▶ Task brief: Copy the lines holding the word "правила", all of them.

[Stored dataset items]
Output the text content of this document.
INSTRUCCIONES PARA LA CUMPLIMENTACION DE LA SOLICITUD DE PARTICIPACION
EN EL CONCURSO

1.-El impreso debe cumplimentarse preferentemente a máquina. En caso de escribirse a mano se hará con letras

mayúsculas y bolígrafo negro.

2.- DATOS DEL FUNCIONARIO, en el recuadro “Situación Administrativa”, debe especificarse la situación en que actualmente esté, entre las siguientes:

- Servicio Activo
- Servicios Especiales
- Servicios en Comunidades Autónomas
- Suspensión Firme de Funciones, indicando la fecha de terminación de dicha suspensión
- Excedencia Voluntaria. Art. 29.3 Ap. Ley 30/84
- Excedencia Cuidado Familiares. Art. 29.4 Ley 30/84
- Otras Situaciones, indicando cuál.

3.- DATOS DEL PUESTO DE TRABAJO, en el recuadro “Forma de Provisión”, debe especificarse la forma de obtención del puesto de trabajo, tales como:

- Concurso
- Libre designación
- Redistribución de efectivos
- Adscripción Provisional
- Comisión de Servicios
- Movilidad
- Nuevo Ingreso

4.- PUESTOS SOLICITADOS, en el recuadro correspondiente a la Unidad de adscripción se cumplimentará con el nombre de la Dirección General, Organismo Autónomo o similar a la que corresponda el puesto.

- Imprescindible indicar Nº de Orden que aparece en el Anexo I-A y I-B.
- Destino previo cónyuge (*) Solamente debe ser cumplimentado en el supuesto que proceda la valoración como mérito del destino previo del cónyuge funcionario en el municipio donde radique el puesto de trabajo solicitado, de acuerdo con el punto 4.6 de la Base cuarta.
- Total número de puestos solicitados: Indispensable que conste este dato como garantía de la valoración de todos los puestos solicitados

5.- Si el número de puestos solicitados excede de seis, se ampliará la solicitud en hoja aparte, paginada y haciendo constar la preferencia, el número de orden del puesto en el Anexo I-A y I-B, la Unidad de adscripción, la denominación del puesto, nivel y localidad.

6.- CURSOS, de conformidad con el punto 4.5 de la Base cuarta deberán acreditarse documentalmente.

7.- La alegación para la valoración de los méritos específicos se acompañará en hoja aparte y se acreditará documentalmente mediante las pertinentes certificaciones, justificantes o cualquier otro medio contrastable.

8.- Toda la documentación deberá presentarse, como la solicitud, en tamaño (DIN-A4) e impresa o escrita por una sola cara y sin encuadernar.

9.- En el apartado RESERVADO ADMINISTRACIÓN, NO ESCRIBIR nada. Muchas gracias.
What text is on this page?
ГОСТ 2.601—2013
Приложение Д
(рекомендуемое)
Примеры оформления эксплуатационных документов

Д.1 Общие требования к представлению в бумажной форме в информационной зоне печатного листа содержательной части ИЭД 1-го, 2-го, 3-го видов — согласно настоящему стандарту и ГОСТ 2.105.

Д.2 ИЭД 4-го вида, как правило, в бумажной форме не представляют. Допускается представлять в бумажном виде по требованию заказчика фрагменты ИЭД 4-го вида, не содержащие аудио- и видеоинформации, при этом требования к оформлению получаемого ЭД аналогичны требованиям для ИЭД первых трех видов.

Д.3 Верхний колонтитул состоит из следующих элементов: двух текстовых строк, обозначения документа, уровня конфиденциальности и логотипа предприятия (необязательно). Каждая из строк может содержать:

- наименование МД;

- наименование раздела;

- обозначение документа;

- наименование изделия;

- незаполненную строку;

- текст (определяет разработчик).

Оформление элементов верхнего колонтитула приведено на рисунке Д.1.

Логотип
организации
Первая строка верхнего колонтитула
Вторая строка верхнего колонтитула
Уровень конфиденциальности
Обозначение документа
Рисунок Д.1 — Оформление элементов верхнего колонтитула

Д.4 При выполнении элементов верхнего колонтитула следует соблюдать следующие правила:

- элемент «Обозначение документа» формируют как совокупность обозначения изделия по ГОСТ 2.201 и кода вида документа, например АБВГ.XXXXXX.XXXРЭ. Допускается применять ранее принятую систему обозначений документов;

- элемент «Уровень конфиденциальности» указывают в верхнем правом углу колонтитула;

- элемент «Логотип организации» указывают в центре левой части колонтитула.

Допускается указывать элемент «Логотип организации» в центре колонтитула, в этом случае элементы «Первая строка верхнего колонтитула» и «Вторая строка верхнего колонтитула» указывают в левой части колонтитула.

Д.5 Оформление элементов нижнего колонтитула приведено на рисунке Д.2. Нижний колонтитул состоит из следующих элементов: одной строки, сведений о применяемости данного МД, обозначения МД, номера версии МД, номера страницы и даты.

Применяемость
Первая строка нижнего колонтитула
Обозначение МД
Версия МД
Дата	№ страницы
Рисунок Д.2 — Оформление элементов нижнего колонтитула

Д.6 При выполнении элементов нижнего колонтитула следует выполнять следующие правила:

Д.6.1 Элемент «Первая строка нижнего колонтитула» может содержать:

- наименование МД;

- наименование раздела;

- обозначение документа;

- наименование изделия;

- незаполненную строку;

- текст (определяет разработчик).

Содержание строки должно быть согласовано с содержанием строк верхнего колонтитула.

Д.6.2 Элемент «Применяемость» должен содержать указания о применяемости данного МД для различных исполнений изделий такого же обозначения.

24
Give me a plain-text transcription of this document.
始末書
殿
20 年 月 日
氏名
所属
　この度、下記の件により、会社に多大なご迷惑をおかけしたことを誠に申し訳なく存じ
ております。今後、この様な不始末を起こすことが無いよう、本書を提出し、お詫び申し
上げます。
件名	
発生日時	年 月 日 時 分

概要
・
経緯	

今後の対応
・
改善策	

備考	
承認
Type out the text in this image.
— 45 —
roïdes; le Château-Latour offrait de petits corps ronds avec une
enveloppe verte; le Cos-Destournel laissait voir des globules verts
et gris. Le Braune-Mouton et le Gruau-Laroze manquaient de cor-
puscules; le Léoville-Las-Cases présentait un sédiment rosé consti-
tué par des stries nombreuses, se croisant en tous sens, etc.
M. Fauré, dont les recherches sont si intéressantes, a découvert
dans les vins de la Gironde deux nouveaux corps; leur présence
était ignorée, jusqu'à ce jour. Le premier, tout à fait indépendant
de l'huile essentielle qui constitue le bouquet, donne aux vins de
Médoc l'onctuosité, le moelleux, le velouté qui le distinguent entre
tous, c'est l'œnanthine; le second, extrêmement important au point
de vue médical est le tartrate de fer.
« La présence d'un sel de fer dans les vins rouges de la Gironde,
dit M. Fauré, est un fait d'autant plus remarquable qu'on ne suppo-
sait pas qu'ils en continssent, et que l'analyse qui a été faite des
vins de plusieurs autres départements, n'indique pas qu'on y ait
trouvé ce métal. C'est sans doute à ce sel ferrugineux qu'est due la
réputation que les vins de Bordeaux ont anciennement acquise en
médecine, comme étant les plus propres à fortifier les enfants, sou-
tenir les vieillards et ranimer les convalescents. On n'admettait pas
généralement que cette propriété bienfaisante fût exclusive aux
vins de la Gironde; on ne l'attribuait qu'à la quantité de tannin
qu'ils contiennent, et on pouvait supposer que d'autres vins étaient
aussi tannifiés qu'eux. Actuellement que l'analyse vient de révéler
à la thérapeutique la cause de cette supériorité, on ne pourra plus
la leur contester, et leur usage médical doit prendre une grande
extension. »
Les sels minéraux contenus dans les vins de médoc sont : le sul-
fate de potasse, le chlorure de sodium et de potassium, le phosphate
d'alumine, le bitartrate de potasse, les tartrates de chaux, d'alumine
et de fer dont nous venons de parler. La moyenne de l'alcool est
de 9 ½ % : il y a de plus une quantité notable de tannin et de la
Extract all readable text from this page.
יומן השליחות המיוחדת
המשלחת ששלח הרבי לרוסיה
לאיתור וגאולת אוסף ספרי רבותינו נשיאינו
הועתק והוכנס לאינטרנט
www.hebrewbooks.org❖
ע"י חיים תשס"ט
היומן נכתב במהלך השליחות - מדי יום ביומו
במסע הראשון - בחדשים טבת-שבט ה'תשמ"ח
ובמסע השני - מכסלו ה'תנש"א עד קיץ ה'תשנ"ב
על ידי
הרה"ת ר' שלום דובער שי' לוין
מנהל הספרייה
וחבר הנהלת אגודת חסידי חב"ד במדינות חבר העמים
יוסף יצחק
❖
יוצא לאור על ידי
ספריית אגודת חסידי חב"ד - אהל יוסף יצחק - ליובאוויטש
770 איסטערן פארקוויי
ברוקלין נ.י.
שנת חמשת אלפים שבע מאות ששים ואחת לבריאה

▶ Result:
Д.4 При выполнении элементов верхнего колонтитула следует соблюдать следующие правила:
Д.6 При выполнении элементов нижнего колонтитула следует выполнять следующие правила:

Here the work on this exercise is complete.